■ Exercise aim
Here are records with pictures in them. Copy all of them exactly and leave the pictures out.

------ Data ------

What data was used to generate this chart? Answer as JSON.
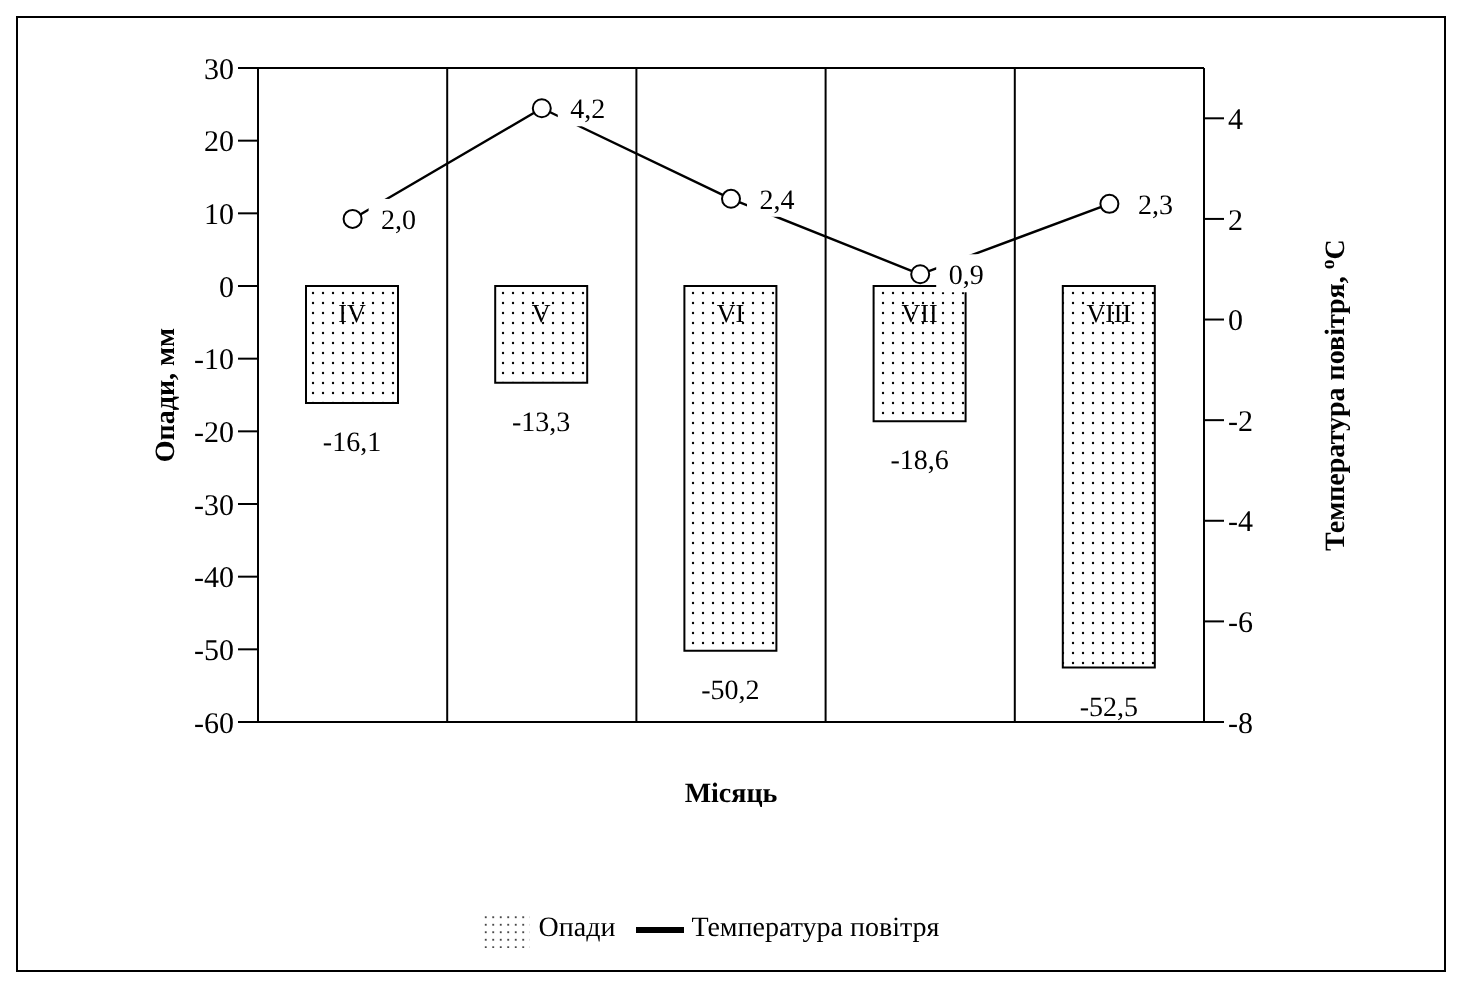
{
  "chart_data": {
    "type": "bar",
    "xlabel": "Місяць",
    "ylabel": "Опади, мм",
    "y2label": "Температура повітря, $^{o}$C",
    "categories": [
      "IV",
      "V",
      "VI",
      "VII",
      "VIII"
    ],
    "series": [
      {
        "name": "Опади",
        "color": "#000000",
        "values": [
          -16.1,
          -13.3,
          -50.2,
          -18.6,
          -52.5
        ],
        "value_labels": [
          "-16,1",
          "-13,3",
          "-50,2",
          "-18,6",
          "-52,5"
        ]
      },
      {
        "name": "Температура повітря",
        "type": "line",
        "axis": "y2",
        "color": "#000000",
        "marker": "circle",
        "values": [
          2.0,
          4.2,
          2.4,
          0.9,
          2.3
        ],
        "value_labels": [
          "2,0",
          "4,2",
          "2,4",
          "0,9",
          "2,3"
        ]
      }
    ],
    "ylim": [
      -60,
      30
    ],
    "yticks": [
      -60,
      -50,
      -40,
      -30,
      -20,
      -10,
      0,
      10,
      20,
      30
    ],
    "y2lim": [
      -8,
      5
    ],
    "y2ticks": [
      -8,
      -6,
      -4,
      -2,
      0,
      2,
      4
    ],
    "grid": true,
    "legend": "bottom"
  }
}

------

■ Full solution
What data was used to generate this chart? Answer as JSON.
{
  "chart_data": {
    "type": "bar",
    "xlabel": "Місяць",
    "ylabel": "Опади, мм",
    "y2label": "Температура повітря, $^{o}$C",
    "categories": [
      "IV",
      "V",
      "VI",
      "VII",
      "VIII"
    ],
    "series": [
      {
        "name": "Опади",
        "color": "#000000",
        "values": [
          -16.1,
          -13.3,
          -50.2,
          -18.6,
          -52.5
        ],
        "value_labels": [
          "-16,1",
          "-13,3",
          "-50,2",
          "-18,6",
          "-52,5"
        ]
      },
      {
        "name": "Температура повітря",
        "type": "line",
        "axis": "y2",
        "color": "#000000",
        "marker": "circle",
        "values": [
          2.0,
          4.2,
          2.4,
          0.9,
          2.3
        ],
        "value_labels": [
          "2,0",
          "4,2",
          "2,4",
          "0,9",
          "2,3"
        ]
      }
    ],
    "ylim": [
      -60,
      30
    ],
    "yticks": [
      -60,
      -50,
      -40,
      -30,
      -20,
      -10,
      0,
      10,
      20,
      30
    ],
    "y2lim": [
      -8,
      5
    ],
    "y2ticks": [
      -8,
      -6,
      -4,
      -2,
      0,
      2,
      4
    ],
    "grid": true,
    "legend": "bottom"
  }
}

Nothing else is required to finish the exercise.